## Required work
Give only the number of lines in the listing below where the string "back" occurs.

Stored entries:

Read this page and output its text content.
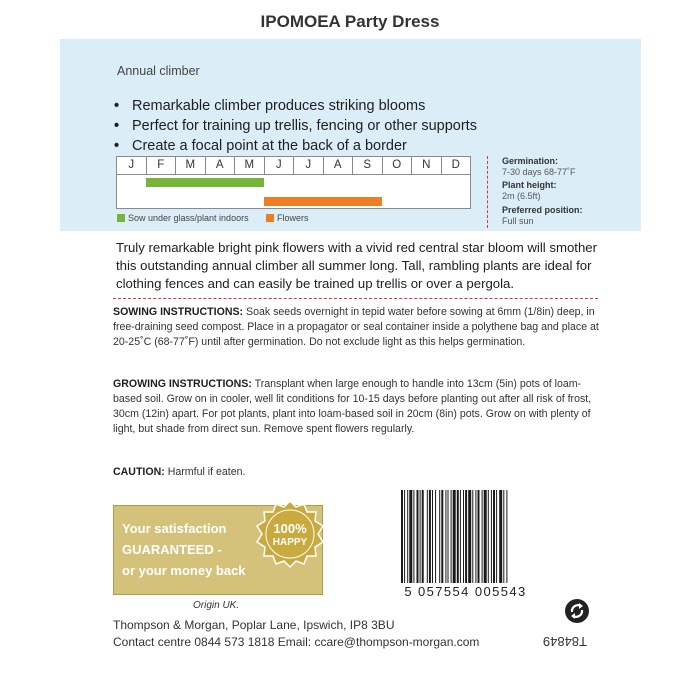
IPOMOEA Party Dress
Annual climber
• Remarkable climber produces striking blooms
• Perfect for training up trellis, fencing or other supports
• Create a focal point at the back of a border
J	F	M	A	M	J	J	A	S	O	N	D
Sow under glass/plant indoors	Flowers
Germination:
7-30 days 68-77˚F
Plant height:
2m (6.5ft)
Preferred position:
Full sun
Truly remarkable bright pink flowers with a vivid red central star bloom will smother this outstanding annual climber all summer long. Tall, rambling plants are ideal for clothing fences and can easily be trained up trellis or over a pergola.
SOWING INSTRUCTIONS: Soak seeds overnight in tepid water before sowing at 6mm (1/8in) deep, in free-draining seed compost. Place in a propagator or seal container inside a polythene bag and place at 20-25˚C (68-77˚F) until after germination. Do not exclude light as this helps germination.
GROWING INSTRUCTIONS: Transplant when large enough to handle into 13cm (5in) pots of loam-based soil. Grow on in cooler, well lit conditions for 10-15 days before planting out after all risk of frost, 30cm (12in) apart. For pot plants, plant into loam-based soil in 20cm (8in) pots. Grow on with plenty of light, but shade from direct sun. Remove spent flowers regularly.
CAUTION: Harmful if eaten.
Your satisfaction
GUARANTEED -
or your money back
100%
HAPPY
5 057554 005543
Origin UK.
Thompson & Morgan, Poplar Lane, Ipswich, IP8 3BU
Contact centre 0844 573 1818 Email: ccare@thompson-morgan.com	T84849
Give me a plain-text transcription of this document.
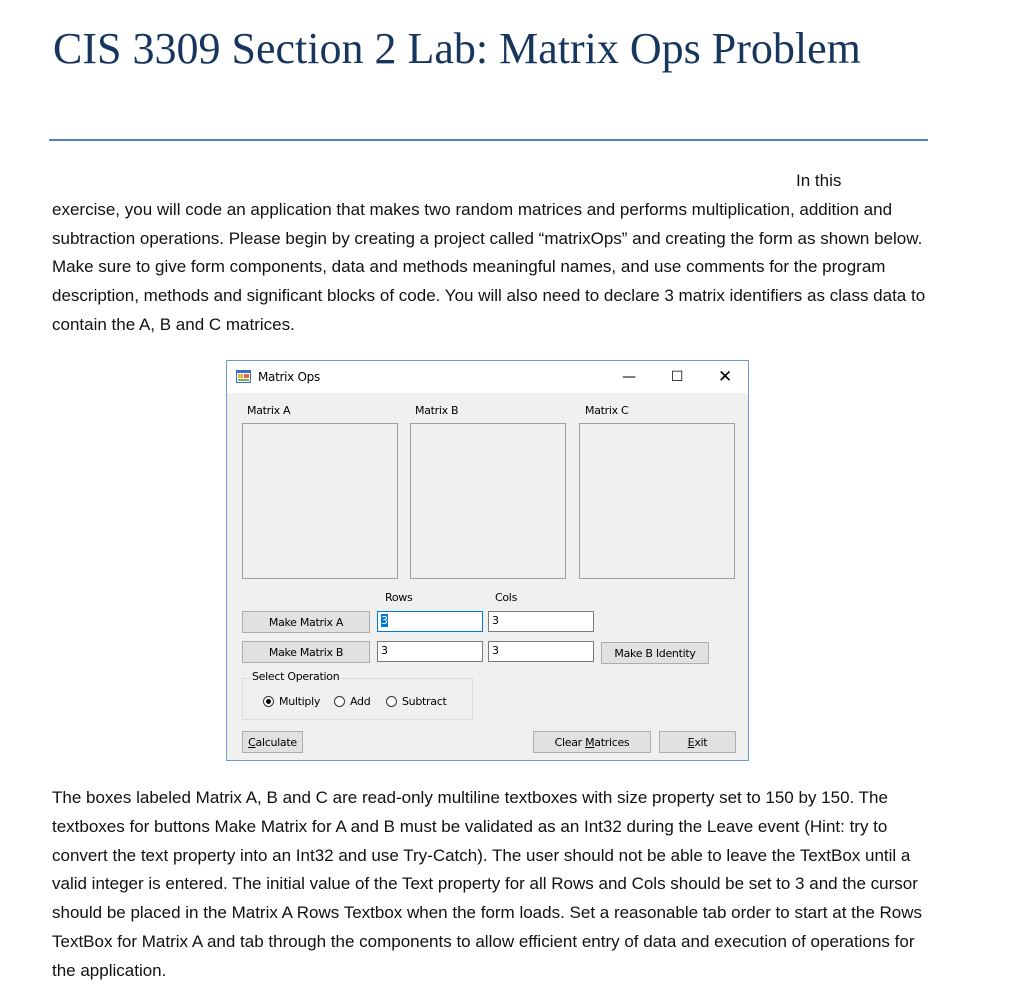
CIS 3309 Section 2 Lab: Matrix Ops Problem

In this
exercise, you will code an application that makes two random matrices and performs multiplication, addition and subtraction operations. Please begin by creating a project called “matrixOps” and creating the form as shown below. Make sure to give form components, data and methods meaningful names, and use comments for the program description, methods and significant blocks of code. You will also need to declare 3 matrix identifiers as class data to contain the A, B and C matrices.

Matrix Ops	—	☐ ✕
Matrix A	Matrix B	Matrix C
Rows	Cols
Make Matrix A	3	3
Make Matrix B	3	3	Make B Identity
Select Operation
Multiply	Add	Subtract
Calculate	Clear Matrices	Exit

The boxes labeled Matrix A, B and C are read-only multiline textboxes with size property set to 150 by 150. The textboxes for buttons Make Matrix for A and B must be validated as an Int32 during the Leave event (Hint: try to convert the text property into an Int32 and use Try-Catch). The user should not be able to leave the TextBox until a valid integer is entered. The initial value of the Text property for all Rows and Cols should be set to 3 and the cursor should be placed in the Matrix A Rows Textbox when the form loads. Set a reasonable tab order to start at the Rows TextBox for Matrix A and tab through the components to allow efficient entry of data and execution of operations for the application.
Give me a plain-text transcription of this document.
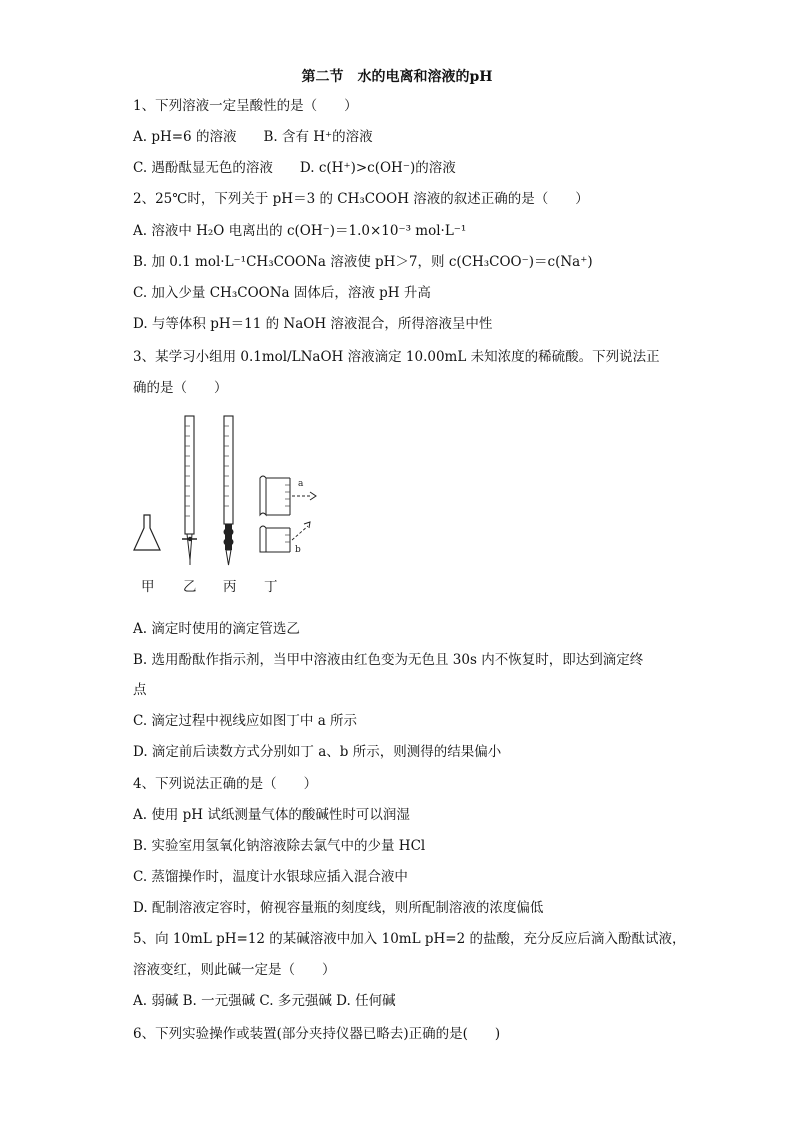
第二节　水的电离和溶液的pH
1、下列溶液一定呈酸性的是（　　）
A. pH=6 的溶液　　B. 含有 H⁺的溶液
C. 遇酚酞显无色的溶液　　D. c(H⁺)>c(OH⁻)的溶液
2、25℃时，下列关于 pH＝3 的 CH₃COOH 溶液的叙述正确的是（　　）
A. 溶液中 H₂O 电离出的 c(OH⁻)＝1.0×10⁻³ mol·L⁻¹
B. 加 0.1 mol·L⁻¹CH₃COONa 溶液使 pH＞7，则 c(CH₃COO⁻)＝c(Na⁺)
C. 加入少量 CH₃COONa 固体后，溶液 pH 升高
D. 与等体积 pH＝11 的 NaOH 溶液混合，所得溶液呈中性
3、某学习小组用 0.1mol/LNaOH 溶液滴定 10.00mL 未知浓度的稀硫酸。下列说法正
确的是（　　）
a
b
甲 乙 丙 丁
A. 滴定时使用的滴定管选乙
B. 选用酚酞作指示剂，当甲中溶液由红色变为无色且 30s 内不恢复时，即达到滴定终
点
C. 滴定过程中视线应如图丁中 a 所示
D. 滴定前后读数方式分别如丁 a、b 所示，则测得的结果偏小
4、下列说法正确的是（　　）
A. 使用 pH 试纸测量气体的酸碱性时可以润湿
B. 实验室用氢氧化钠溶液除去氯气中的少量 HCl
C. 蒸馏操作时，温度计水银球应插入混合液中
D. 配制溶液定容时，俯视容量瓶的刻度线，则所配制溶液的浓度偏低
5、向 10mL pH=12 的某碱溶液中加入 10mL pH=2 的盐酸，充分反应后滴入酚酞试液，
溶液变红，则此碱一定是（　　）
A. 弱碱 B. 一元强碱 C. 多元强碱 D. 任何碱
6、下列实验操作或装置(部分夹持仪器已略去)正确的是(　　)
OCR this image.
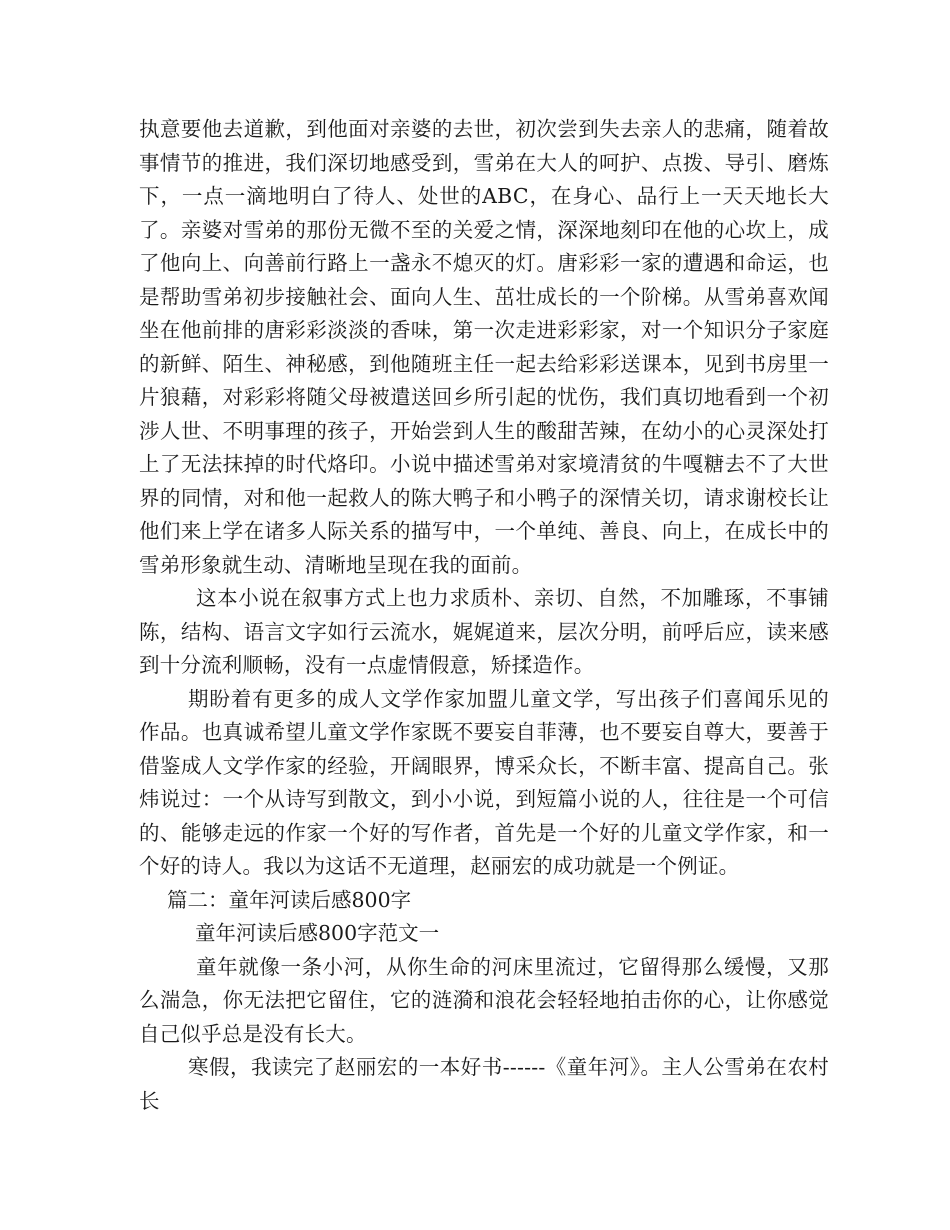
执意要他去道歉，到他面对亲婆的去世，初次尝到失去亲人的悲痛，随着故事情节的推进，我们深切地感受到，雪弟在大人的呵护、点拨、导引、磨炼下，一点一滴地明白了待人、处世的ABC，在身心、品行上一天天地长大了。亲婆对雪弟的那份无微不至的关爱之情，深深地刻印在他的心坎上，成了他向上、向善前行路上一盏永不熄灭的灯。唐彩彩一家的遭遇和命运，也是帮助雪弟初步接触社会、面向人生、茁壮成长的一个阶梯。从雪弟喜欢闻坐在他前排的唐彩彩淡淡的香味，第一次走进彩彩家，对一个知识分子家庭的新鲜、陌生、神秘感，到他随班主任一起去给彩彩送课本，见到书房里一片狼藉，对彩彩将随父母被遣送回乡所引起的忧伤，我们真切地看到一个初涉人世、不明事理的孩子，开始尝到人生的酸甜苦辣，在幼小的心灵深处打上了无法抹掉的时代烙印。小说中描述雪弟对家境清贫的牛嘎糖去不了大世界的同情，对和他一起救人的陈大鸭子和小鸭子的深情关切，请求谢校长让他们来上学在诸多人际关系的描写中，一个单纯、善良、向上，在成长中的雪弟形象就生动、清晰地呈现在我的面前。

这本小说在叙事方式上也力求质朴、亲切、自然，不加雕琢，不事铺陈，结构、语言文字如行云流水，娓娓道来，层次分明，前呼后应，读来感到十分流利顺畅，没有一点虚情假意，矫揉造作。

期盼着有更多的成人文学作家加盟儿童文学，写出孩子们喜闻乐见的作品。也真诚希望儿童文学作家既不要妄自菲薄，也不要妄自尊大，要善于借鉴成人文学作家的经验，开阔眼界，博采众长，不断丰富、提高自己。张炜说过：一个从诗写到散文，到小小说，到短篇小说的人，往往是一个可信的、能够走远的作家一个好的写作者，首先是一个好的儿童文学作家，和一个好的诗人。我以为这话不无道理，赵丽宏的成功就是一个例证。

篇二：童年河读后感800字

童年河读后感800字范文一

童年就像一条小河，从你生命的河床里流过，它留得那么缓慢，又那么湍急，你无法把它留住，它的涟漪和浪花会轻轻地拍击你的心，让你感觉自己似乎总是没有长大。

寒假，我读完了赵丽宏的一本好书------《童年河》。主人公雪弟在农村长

## Reply to the task
2